Dataset items:

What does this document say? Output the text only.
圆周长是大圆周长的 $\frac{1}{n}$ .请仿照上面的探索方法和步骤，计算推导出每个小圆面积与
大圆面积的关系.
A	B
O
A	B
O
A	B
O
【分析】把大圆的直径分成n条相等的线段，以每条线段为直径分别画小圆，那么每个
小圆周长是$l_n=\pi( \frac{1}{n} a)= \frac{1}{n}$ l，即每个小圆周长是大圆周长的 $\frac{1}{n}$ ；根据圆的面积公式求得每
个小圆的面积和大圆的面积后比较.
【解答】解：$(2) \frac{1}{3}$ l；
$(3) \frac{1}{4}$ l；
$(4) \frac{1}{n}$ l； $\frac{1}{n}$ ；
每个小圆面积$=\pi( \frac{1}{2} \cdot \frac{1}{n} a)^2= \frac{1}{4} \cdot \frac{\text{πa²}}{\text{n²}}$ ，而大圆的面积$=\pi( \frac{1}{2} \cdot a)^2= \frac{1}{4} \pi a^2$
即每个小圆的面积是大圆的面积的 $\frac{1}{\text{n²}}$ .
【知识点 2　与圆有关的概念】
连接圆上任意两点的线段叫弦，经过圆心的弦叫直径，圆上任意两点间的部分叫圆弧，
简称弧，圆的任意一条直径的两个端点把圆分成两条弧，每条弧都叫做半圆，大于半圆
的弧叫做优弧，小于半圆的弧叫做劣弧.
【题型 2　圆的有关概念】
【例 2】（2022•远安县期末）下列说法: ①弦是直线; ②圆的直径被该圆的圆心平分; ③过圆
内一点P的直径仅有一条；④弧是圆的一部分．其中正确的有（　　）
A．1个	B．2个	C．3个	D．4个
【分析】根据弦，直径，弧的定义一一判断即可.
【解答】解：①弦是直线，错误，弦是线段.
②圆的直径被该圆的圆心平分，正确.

Exercise aim - Output all of the material exactly as written.

Solution to this problem -
What does this document say? Output the text only.
圆周长是大圆周长的 $\frac{1}{n}$ .请仿照上面的探索方法和步骤，计算推导出每个小圆面积与
大圆面积的关系.
A	B
O
A	B
O
A	B
O
【分析】把大圆的直径分成n条相等的线段，以每条线段为直径分别画小圆，那么每个
小圆周长是$l_n=\pi( \frac{1}{n} a)= \frac{1}{n}$ l，即每个小圆周长是大圆周长的 $\frac{1}{n}$ ；根据圆的面积公式求得每
个小圆的面积和大圆的面积后比较.
【解答】解：$(2) \frac{1}{3}$ l；
$(3) \frac{1}{4}$ l；
$(4) \frac{1}{n}$ l； $\frac{1}{n}$ ；
每个小圆面积$=\pi( \frac{1}{2} \cdot \frac{1}{n} a)^2= \frac{1}{4} \cdot \frac{\text{πa²}}{\text{n²}}$ ，而大圆的面积$=\pi( \frac{1}{2} \cdot a)^2= \frac{1}{4} \pi a^2$
即每个小圆的面积是大圆的面积的 $\frac{1}{\text{n²}}$ .
【知识点 2　与圆有关的概念】
连接圆上任意两点的线段叫弦，经过圆心的弦叫直径，圆上任意两点间的部分叫圆弧，
简称弧，圆的任意一条直径的两个端点把圆分成两条弧，每条弧都叫做半圆，大于半圆
的弧叫做优弧，小于半圆的弧叫做劣弧.
【题型 2　圆的有关概念】
【例 2】（2022•远安县期末）下列说法: ①弦是直线; ②圆的直径被该圆的圆心平分; ③过圆
内一点P的直径仅有一条；④弧是圆的一部分．其中正确的有（　　）
A．1个	B．2个	C．3个	D．4个
【分析】根据弦，直径，弧的定义一一判断即可.
【解答】解：①弦是直线，错误，弦是线段.
②圆的直径被该圆的圆心平分，正确.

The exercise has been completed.